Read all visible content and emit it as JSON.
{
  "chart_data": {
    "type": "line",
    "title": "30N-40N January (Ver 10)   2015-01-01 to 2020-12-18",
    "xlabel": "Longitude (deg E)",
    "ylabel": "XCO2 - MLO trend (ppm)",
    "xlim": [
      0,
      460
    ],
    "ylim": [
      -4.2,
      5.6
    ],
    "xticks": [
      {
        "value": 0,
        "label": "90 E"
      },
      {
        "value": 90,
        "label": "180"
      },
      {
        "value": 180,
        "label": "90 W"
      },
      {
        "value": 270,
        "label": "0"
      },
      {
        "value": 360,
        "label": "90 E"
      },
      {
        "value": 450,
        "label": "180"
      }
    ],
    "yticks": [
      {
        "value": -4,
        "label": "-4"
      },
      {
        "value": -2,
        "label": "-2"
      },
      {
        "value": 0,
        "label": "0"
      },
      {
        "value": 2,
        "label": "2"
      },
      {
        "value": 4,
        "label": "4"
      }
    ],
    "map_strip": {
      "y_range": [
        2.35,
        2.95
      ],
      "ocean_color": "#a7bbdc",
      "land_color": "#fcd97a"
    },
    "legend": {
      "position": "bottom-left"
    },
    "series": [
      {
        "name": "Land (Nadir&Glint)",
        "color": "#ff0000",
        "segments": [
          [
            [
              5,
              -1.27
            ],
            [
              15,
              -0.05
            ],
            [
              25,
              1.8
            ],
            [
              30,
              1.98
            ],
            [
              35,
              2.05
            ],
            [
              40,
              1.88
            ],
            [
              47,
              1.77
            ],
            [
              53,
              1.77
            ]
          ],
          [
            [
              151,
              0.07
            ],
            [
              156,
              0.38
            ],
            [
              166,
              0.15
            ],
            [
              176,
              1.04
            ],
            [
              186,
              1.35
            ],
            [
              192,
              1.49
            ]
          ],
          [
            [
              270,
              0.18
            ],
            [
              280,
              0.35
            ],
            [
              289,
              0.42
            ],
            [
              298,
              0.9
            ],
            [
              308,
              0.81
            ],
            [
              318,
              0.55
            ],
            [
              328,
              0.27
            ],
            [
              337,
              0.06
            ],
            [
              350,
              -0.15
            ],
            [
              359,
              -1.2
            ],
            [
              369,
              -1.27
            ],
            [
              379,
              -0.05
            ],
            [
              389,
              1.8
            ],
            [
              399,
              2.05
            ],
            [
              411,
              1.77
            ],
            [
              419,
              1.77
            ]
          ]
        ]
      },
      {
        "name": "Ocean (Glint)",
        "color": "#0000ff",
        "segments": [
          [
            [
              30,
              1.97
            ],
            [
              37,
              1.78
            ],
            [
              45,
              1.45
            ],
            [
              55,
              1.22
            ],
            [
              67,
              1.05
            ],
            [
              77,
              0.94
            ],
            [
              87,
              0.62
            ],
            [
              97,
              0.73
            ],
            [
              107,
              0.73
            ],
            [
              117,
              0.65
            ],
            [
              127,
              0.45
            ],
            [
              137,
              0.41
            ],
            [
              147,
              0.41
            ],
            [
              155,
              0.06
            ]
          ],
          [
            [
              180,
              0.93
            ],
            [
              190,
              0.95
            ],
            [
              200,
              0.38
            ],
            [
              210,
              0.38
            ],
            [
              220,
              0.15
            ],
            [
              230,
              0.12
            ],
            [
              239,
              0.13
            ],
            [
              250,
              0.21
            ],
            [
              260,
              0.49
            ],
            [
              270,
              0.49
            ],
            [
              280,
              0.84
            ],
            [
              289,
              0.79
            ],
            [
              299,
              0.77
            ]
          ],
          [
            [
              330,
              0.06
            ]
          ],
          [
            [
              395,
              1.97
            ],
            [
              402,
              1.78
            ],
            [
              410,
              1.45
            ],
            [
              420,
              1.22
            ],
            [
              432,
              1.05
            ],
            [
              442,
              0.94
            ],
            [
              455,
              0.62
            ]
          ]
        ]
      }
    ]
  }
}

* [What the task asks]
Determine how many lines in the records contain "value", and reply with the number only.

* [Reply]
11